Given task – Return each line that holds the word "values".

━━━━━━━━

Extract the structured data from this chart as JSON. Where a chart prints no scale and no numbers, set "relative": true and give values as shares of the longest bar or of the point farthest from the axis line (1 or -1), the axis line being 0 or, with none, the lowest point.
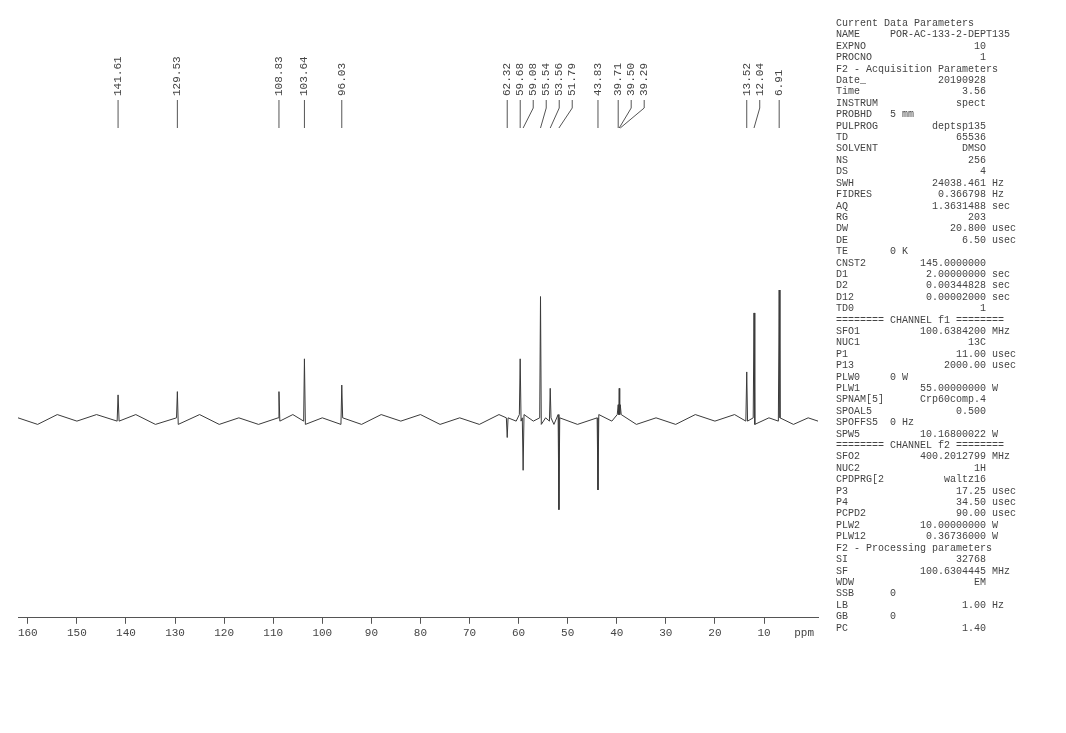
{
  "chart_data": {
    "type": "line",
    "relative": true,
    "xlabel": "ppm",
    "xlim": [
      162,
      -1
    ],
    "xticks": [
      160,
      150,
      140,
      130,
      120,
      110,
      100,
      90,
      80,
      70,
      60,
      50,
      40,
      30,
      20,
      10
    ],
    "grid": false,
    "legend": false,
    "marker": "none",
    "line_style": "solid",
    "tick_labels": "x",
    "series": [
      {
        "color": "#3a3a3a",
        "x": [
          162,
          158,
          154,
          150,
          146,
          141.8,
          141.61,
          141.4,
          138,
          134,
          129.7,
          129.53,
          129.35,
          125,
          121,
          117,
          113,
          109,
          108.83,
          108.65,
          106,
          103.8,
          103.64,
          103.45,
          100,
          96.2,
          96.03,
          95.85,
          92,
          88,
          84,
          80,
          76,
          72,
          68,
          64,
          62.5,
          62.32,
          62.15,
          60.5,
          59.85,
          59.68,
          59.5,
          59.25,
          59.08,
          58.9,
          57,
          55.7,
          55.54,
          55.38,
          54.5,
          53.72,
          53.56,
          53.4,
          52.8,
          51.95,
          51.79,
          51.62,
          48,
          44,
          43.83,
          43.66,
          41,
          39.9,
          39.71,
          39.6,
          39.5,
          39.4,
          39.29,
          39.1,
          36,
          32,
          28,
          24,
          20,
          16,
          13.7,
          13.52,
          13.35,
          12.2,
          12.04,
          11.88,
          9,
          7.08,
          6.91,
          6.75,
          4,
          1,
          -1
        ],
        "values": [
          0.61,
          0.59,
          0.62,
          0.6,
          0.62,
          0.6,
          0.68,
          0.6,
          0.62,
          0.59,
          0.61,
          0.69,
          0.59,
          0.62,
          0.59,
          0.61,
          0.59,
          0.61,
          0.69,
          0.6,
          0.62,
          0.6,
          0.79,
          0.59,
          0.61,
          0.59,
          0.71,
          0.61,
          0.59,
          0.62,
          0.6,
          0.62,
          0.59,
          0.61,
          0.59,
          0.62,
          0.61,
          0.55,
          0.61,
          0.6,
          0.62,
          0.79,
          0.6,
          0.61,
          0.45,
          0.62,
          0.6,
          0.61,
          0.98,
          0.59,
          0.61,
          0.6,
          0.7,
          0.61,
          0.59,
          0.62,
          0.33,
          0.61,
          0.59,
          0.61,
          0.39,
          0.62,
          0.6,
          0.62,
          0.65,
          0.62,
          0.7,
          0.62,
          0.65,
          0.62,
          0.59,
          0.61,
          0.59,
          0.62,
          0.6,
          0.62,
          0.6,
          0.75,
          0.6,
          0.61,
          0.93,
          0.59,
          0.61,
          0.6,
          1,
          0.61,
          0.59,
          0.61,
          0.6
        ]
      }
    ],
    "annotations": [
      {
        "text": "141.61",
        "x": 141.61
      },
      {
        "text": "129.53",
        "x": 129.53
      },
      {
        "text": "108.83",
        "x": 108.83
      },
      {
        "text": "103.64",
        "x": 103.64
      },
      {
        "text": "96.03",
        "x": 96.03
      },
      {
        "text": "62.32",
        "x": 62.32
      },
      {
        "text": "59.68",
        "x": 59.68
      },
      {
        "text": "59.08",
        "x": 59.08
      },
      {
        "text": "55.54",
        "x": 55.54
      },
      {
        "text": "53.56",
        "x": 53.56
      },
      {
        "text": "51.79",
        "x": 51.79
      },
      {
        "text": "43.83",
        "x": 43.83
      },
      {
        "text": "39.71",
        "x": 39.71
      },
      {
        "text": "39.50",
        "x": 39.5
      },
      {
        "text": "39.29",
        "x": 39.29
      },
      {
        "text": "13.52",
        "x": 13.52
      },
      {
        "text": "12.04",
        "x": 12.04
      },
      {
        "text": "6.91",
        "x": 6.91
      },
      "Current Data Parameters",
      "NAME     POR-AC-133-2-DEPT135",
      "EXPNO                  10",
      "PROCNO                  1",
      "F2 - Acquisition Parameters",
      "Date_            20190928",
      "Time                 3.56",
      "INSTRUM             spect",
      "PROBHD   5 mm",
      "PULPROG         deptsp135",
      "TD                  65536",
      "SOLVENT              DMSO",
      "NS                    256",
      "DS                      4",
      "SWH             24038.461 Hz",
      "FIDRES           0.366798 Hz",
      "AQ              1.3631488 sec",
      "RG                    203",
      "DW                 20.800 usec",
      "DE                   6.50 usec",
      "TE       0 K",
      "CNST2         145.0000000",
      "D1             2.00000000 sec",
      "D2             0.00344828 sec",
      "D12            0.00002000 sec",
      "TD0                     1",
      "======== CHANNEL f1 ========",
      "SFO1          100.6384200 MHz",
      "NUC1                  13C",
      "P1                  11.00 usec",
      "P13               2000.00 usec",
      "PLW0     0 W",
      "PLW1          55.00000000 W",
      "SPNAM[5]      Crp60comp.4",
      "SPOAL5              0.500",
      "SPOFFS5  0 Hz",
      "SPW5          10.16800022 W",
      "======== CHANNEL f2 ========",
      "SFO2          400.2012799 MHz",
      "NUC2                   1H",
      "CPDPRG[2          waltz16",
      "P3                  17.25 usec",
      "P4                  34.50 usec",
      "PCPD2               90.00 usec",
      "PLW2          10.00000000 W",
      "PLW12          0.36736000 W",
      "F2 - Processing parameters",
      "SI                  32768",
      "SF            100.6304445 MHz",
      "WDW                    EM",
      "SSB      0",
      "LB                   1.00 Hz",
      "GB       0",
      "PC                   1.40"
    ]
  }
}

━━━━━━━━

Written answer –
Extract the structured data from this chart as JSON. Where a chart prints no scale and no numbers, set "relative": true and give values as shares of the longest bar or of the point farthest from the axis line (1 or -1), the axis line being 0 or, with none, the lowest point.
        "values": [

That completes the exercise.